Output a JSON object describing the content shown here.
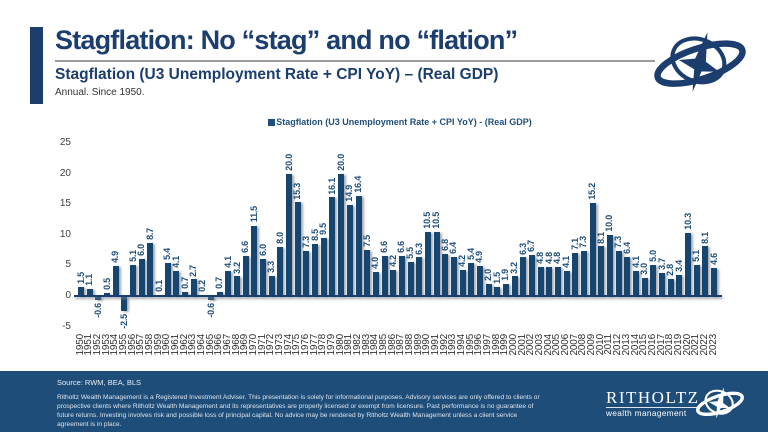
{
  "header": {
    "title": "Stagflation: No “stag” and no “flation”",
    "subtitle": "Stagflation (U3 Unemployment Rate + CPI YoY) – (Real GDP)",
    "subnote": "Annual. Since 1950."
  },
  "icons": {
    "top_logo": "gyroscope-compass-icon",
    "footer_logo": "gyroscope-compass-icon"
  },
  "colors": {
    "navy": "#1c3e6e",
    "bar": "#16456f",
    "label": "#1f4e79",
    "footer_bg": "#1d4d78",
    "rule_gray": "#9b9b9b"
  },
  "chart_data": {
    "type": "bar",
    "title": "Stagflation (U3 Unemployment Rate + CPI YoY) - (Real GDP)",
    "legend": "Stagflation (U3 Unemployment Rate + CPI YoY) - (Real GDP)",
    "legend_position": "top",
    "grid": false,
    "ylim": [
      -5,
      25
    ],
    "yticks": [
      25,
      20,
      15,
      10,
      5,
      0,
      -5
    ],
    "bar_color": "#16456f",
    "label_format": "one-decimal",
    "categories": [
      1950,
      1951,
      1952,
      1953,
      1954,
      1955,
      1956,
      1957,
      1958,
      1959,
      1960,
      1961,
      1962,
      1963,
      1964,
      1965,
      1966,
      1967,
      1968,
      1969,
      1970,
      1971,
      1972,
      1973,
      1974,
      1975,
      1976,
      1977,
      1978,
      1979,
      1980,
      1981,
      1982,
      1983,
      1984,
      1985,
      1986,
      1987,
      1988,
      1989,
      1990,
      1991,
      1992,
      1993,
      1994,
      1995,
      1996,
      1997,
      1998,
      1999,
      2000,
      2001,
      2002,
      2003,
      2004,
      2005,
      2006,
      2007,
      2008,
      2009,
      2010,
      2011,
      2012,
      2013,
      2014,
      2015,
      2016,
      2017,
      2018,
      2019,
      2020,
      2021,
      2022,
      2023
    ],
    "values": [
      1.5,
      1.1,
      -0.6,
      0.5,
      4.9,
      -2.5,
      5.1,
      6.0,
      8.7,
      0.1,
      5.4,
      4.1,
      0.7,
      2.7,
      0.2,
      -0.6,
      0.7,
      4.1,
      3.2,
      6.6,
      11.5,
      6.0,
      3.3,
      8.0,
      20.0,
      15.3,
      7.3,
      8.5,
      9.5,
      16.1,
      20.0,
      14.9,
      16.4,
      7.5,
      4.0,
      6.6,
      4.2,
      6.6,
      5.5,
      6.3,
      10.5,
      10.5,
      6.8,
      6.4,
      4.2,
      5.4,
      4.9,
      2.0,
      1.5,
      1.9,
      3.2,
      6.3,
      6.7,
      4.8,
      4.8,
      4.8,
      4.1,
      7.1,
      7.3,
      15.2,
      8.1,
      10.0,
      7.3,
      6.4,
      4.1,
      3.0,
      5.0,
      3.7,
      2.8,
      3.4,
      10.3,
      5.1,
      8.1,
      4.6
    ]
  },
  "footer": {
    "source": "Source: RWM, BEA, BLS",
    "disclaimer": "Ritholtz Wealth Management is a Registered Investment Adviser. This presentation is solely for informational purposes. Advisory services are only offered to clients or prospective clients where Ritholtz Wealth Management and its representatives are properly licensed or exempt from licensure. Past performance is no guarantee of future returns. Investing involves risk and possible loss of principal capital. No advice may be rendered by Ritholtz Wealth Management unless a client service agreement is in place.",
    "logo_name": "RITHOLTZ",
    "logo_subtext": "wealth management"
  }
}
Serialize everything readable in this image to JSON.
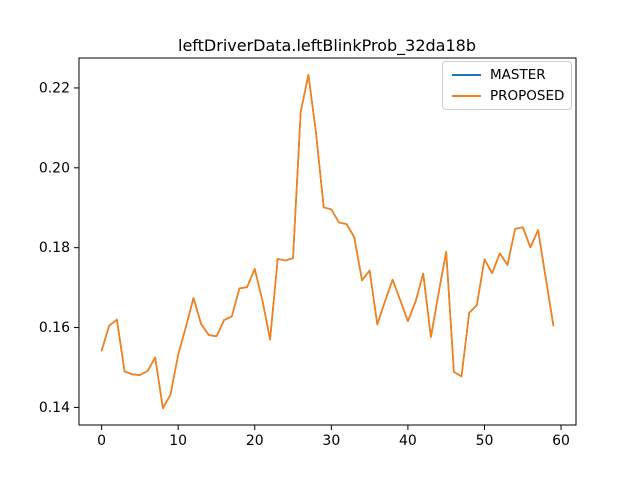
{
  "figure": {
    "title": "leftDriverData.leftBlinkProb_32da18b",
    "background": "#ffffff"
  },
  "legend": {
    "position": "upper right",
    "entries": [
      {
        "label": "MASTER",
        "color": "#1f77b4"
      },
      {
        "label": "PROPOSED",
        "color": "#ff7f0e"
      }
    ]
  },
  "chart_data": {
    "type": "line",
    "title": "leftDriverData.leftBlinkProb_32da18b",
    "xlabel": "",
    "ylabel": "",
    "grid": false,
    "legend_position": "upper right",
    "xlim": [
      -2.95,
      61.95
    ],
    "ylim": [
      0.1356,
      0.2275
    ],
    "x_ticks": [
      0,
      10,
      20,
      30,
      40,
      50,
      60
    ],
    "x_tick_labels": [
      "0",
      "10",
      "20",
      "30",
      "40",
      "50",
      "60"
    ],
    "y_ticks": [
      0.14,
      0.16,
      0.18,
      0.2,
      0.22
    ],
    "y_tick_labels": [
      "0.14",
      "0.16",
      "0.18",
      "0.20",
      "0.22"
    ],
    "x": [
      0,
      1,
      2,
      3,
      4,
      5,
      6,
      7,
      8,
      9,
      10,
      11,
      12,
      13,
      14,
      15,
      16,
      17,
      18,
      19,
      20,
      21,
      22,
      23,
      24,
      25,
      26,
      27,
      28,
      29,
      30,
      31,
      32,
      33,
      34,
      35,
      36,
      37,
      38,
      39,
      40,
      41,
      42,
      43,
      44,
      45,
      46,
      47,
      48,
      49,
      50,
      51,
      52,
      53,
      54,
      55,
      56,
      57,
      58,
      59
    ],
    "series": [
      {
        "name": "MASTER",
        "color": "#1f77b4",
        "values": [
          0.1542,
          0.1605,
          0.162,
          0.149,
          0.1483,
          0.1481,
          0.1491,
          0.1525,
          0.1398,
          0.1432,
          0.1532,
          0.1601,
          0.1674,
          0.1609,
          0.1581,
          0.1578,
          0.1619,
          0.1628,
          0.1698,
          0.1701,
          0.1747,
          0.1668,
          0.157,
          0.1772,
          0.1768,
          0.1774,
          0.214,
          0.2233,
          0.2088,
          0.1901,
          0.1896,
          0.1863,
          0.1859,
          0.1826,
          0.1718,
          0.1743,
          0.1608,
          0.1665,
          0.172,
          0.1668,
          0.1616,
          0.1665,
          0.1735,
          0.1576,
          0.1685,
          0.179,
          0.1489,
          0.1478,
          0.1637,
          0.1656,
          0.1771,
          0.1736,
          0.1786,
          0.1757,
          0.1847,
          0.1851,
          0.1801,
          0.1844,
          0.1723,
          0.1605
        ]
      },
      {
        "name": "PROPOSED",
        "color": "#ff7f0e",
        "values": [
          0.1542,
          0.1605,
          0.162,
          0.149,
          0.1483,
          0.1481,
          0.1491,
          0.1525,
          0.1398,
          0.1432,
          0.1532,
          0.1601,
          0.1674,
          0.1609,
          0.1581,
          0.1578,
          0.1619,
          0.1628,
          0.1698,
          0.1701,
          0.1747,
          0.1668,
          0.157,
          0.1772,
          0.1768,
          0.1774,
          0.214,
          0.2233,
          0.2088,
          0.1901,
          0.1896,
          0.1863,
          0.1859,
          0.1826,
          0.1718,
          0.1743,
          0.1608,
          0.1665,
          0.172,
          0.1668,
          0.1616,
          0.1665,
          0.1735,
          0.1576,
          0.1685,
          0.179,
          0.1489,
          0.1478,
          0.1637,
          0.1656,
          0.1771,
          0.1736,
          0.1786,
          0.1757,
          0.1847,
          0.1851,
          0.1801,
          0.1844,
          0.1723,
          0.1605
        ]
      }
    ]
  }
}
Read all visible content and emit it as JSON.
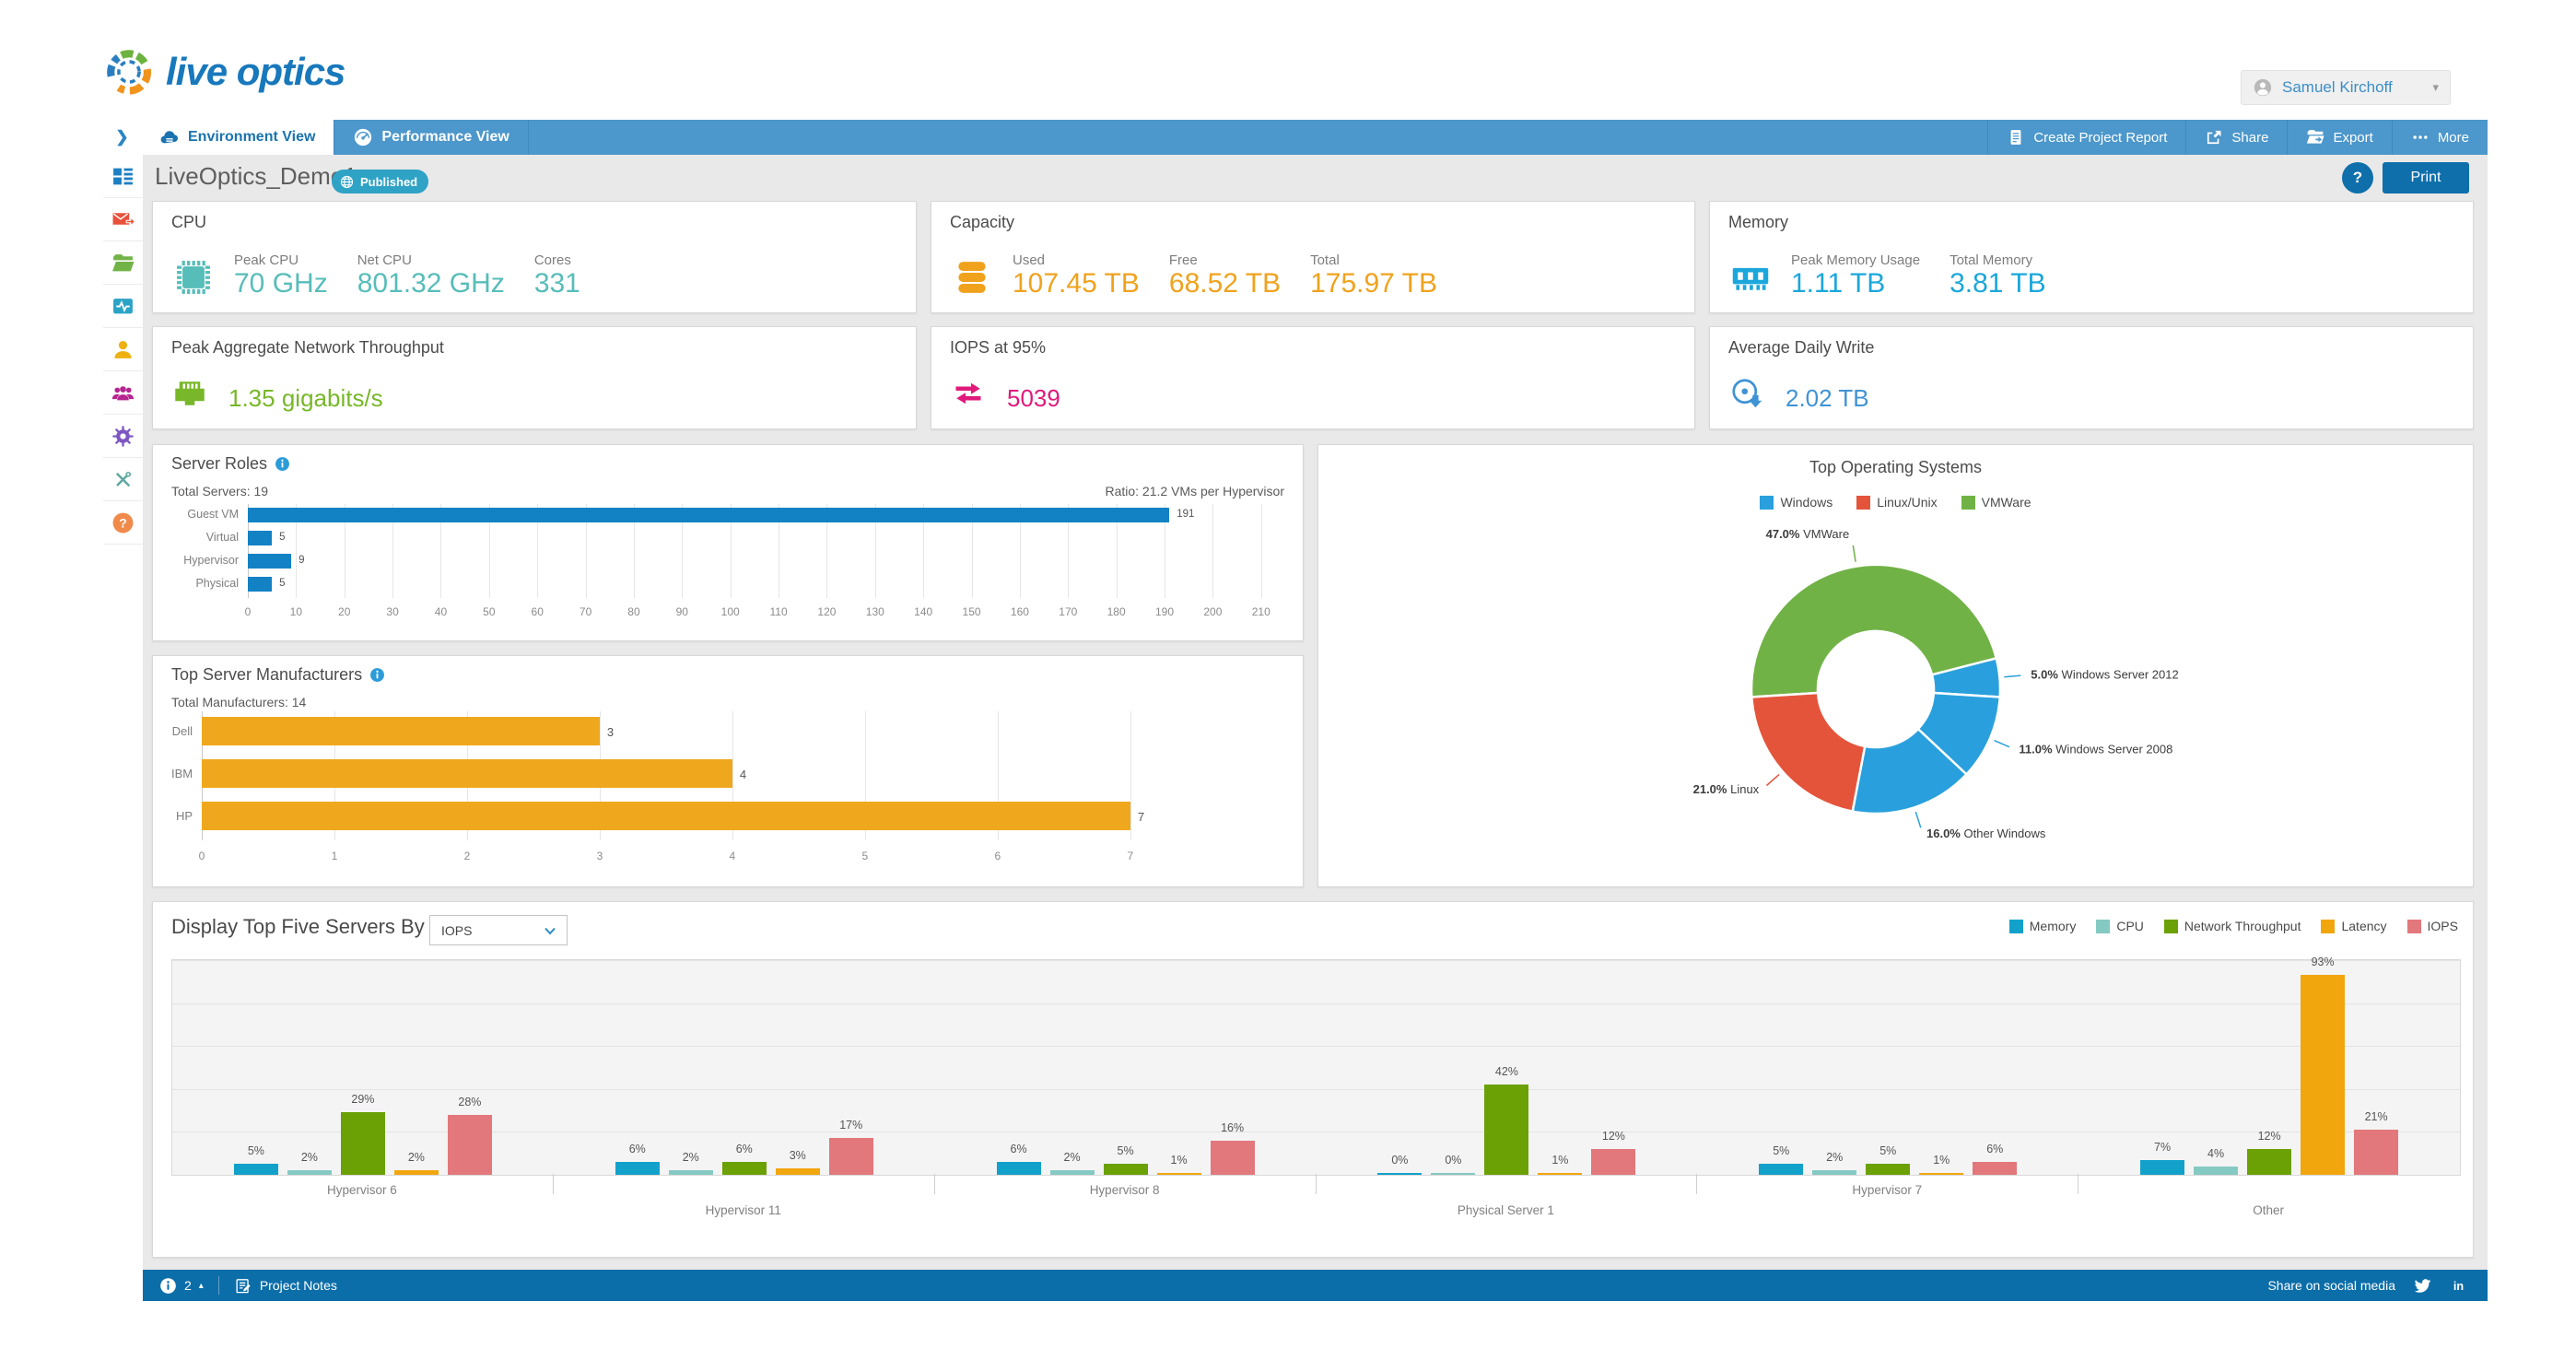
{
  "header": {
    "logo_text": "live optics",
    "user_name": "Samuel Kirchoff"
  },
  "nav": {
    "tabs": [
      {
        "label": "Environment View",
        "icon": "cloud-icon",
        "active": true
      },
      {
        "label": "Performance View",
        "icon": "gauge-icon",
        "active": false
      }
    ],
    "actions": [
      {
        "label": "Create Project Report",
        "icon": "report-icon"
      },
      {
        "label": "Share",
        "icon": "share-icon"
      },
      {
        "label": "Export",
        "icon": "export-icon"
      },
      {
        "label": "More",
        "icon": "more-dots-icon"
      }
    ]
  },
  "sidebar": {
    "items": [
      {
        "name": "dashboard",
        "color": "#1d7fc4"
      },
      {
        "name": "mail",
        "color": "#e8503a"
      },
      {
        "name": "folder",
        "color": "#72b348"
      },
      {
        "name": "activity",
        "color": "#2ba3c7"
      },
      {
        "name": "user",
        "color": "#eeb111"
      },
      {
        "name": "users",
        "color": "#b5258f"
      },
      {
        "name": "gear",
        "color": "#7e57c2"
      },
      {
        "name": "tools",
        "color": "#5fa8a0"
      },
      {
        "name": "help",
        "color": "#f08a4b"
      }
    ]
  },
  "page": {
    "title": "LiveOptics_Demo1",
    "badge": "Published",
    "help": "?",
    "print": "Print"
  },
  "metric_cards": [
    {
      "id": "cpu",
      "title": "CPU",
      "icon": "chip-icon",
      "color": "#57bdb9",
      "metrics": [
        {
          "label": "Peak CPU",
          "value": "70 GHz"
        },
        {
          "label": "Net CPU",
          "value": "801.32 GHz"
        },
        {
          "label": "Cores",
          "value": "331"
        }
      ]
    },
    {
      "id": "capacity",
      "title": "Capacity",
      "icon": "database-icon",
      "color": "#f0a21d",
      "metrics": [
        {
          "label": "Used",
          "value": "107.45 TB"
        },
        {
          "label": "Free",
          "value": "68.52 TB"
        },
        {
          "label": "Total",
          "value": "175.97 TB"
        }
      ]
    },
    {
      "id": "memory",
      "title": "Memory",
      "icon": "ram-icon",
      "color": "#1ba7db",
      "metrics": [
        {
          "label": "Peak Memory Usage",
          "value": "1.11 TB"
        },
        {
          "label": "Total Memory",
          "value": "3.81 TB"
        }
      ]
    },
    {
      "id": "network",
      "title": "Peak Aggregate Network Throughput",
      "icon": "ethernet-icon",
      "color": "#77b729",
      "metrics": [
        {
          "label": "",
          "value": "1.35 gigabits/s"
        }
      ]
    },
    {
      "id": "iops",
      "title": "IOPS at 95%",
      "icon": "sync-arrows-icon",
      "color": "#df1a7b",
      "metrics": [
        {
          "label": "",
          "value": "5039"
        }
      ]
    },
    {
      "id": "write",
      "title": "Average Daily Write",
      "icon": "disc-write-icon",
      "color": "#3f93d4",
      "metrics": [
        {
          "label": "",
          "value": "2.02 TB"
        }
      ]
    }
  ],
  "chart_data": [
    {
      "id": "server_roles",
      "type": "bar",
      "orientation": "horizontal",
      "title": "Server Roles",
      "subtitle": "Total Servers: 19",
      "annotation": "Ratio: 21.2 VMs per Hypervisor",
      "categories": [
        "Guest VM",
        "Virtual",
        "Hypervisor",
        "Physical"
      ],
      "values": [
        191,
        5,
        9,
        5
      ],
      "bar_color": "#1282c4",
      "xlim": [
        0,
        211
      ],
      "xtick_step": 10,
      "grid": true
    },
    {
      "id": "manufacturers",
      "type": "bar",
      "orientation": "horizontal",
      "title": "Top Server Manufacturers",
      "subtitle": "Total Manufacturers: 14",
      "categories": [
        "Dell",
        "IBM",
        "HP"
      ],
      "values": [
        3,
        4,
        7
      ],
      "bar_color": "#efa81d",
      "xlim": [
        0,
        7.55
      ],
      "xtick_step": 1,
      "grid": true
    },
    {
      "id": "top_os",
      "type": "pie",
      "donut": true,
      "title": "Top Operating Systems",
      "legend": [
        {
          "label": "Windows",
          "color": "#29a0dd"
        },
        {
          "label": "Linux/Unix",
          "color": "#e4543b"
        },
        {
          "label": "VMWare",
          "color": "#71b246"
        }
      ],
      "legend_position": "top",
      "start_angle": 266.4,
      "slices": [
        {
          "label": "VMWare",
          "pct": 47.0,
          "color": "#71b246"
        },
        {
          "label": "Windows Server 2012",
          "pct": 5.0,
          "color": "#29a0dd"
        },
        {
          "label": "Windows Server 2008",
          "pct": 11.0,
          "color": "#29a0dd"
        },
        {
          "label": "Other Windows",
          "pct": 16.0,
          "color": "#29a0dd"
        },
        {
          "label": "Linux",
          "pct": 21.0,
          "color": "#e4543b"
        }
      ]
    },
    {
      "id": "top_five",
      "type": "bar",
      "orientation": "vertical",
      "grouped": true,
      "title": "Display Top Five Servers By",
      "dropdown_value": "IOPS",
      "categories": [
        "Hypervisor 6",
        "Hypervisor 11",
        "Hypervisor 8",
        "Physical Server 1",
        "Hypervisor 7",
        "Other"
      ],
      "series": [
        {
          "name": "Memory",
          "color": "#12a1ca",
          "values": [
            5,
            6,
            6,
            0,
            5,
            7
          ]
        },
        {
          "name": "CPU",
          "color": "#85c9c3",
          "values": [
            2,
            2,
            2,
            0,
            2,
            4
          ]
        },
        {
          "name": "Network Throughput",
          "color": "#6ba104",
          "values": [
            29,
            6,
            5,
            42,
            5,
            12
          ]
        },
        {
          "name": "Latency",
          "color": "#f2a60d",
          "values": [
            2,
            3,
            1,
            1,
            1,
            93
          ]
        },
        {
          "name": "IOPS",
          "color": "#e2777c",
          "values": [
            28,
            17,
            16,
            12,
            6,
            21
          ]
        }
      ],
      "ylim": [
        0,
        100
      ],
      "ytick_step": 20,
      "value_suffix": "%",
      "grid": true,
      "legend_position": "top-right"
    }
  ],
  "footer": {
    "count": "2",
    "notes_label": "Project Notes",
    "share_label": "Share on social media"
  }
}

**DESCRIPTION OF THE TASK**: Where a line contains "Servers", copy that line.

**EXERCISE RESPONSE**:
      "subtitle": "Total Servers: 19",
      "title": "Display Top Five Servers By",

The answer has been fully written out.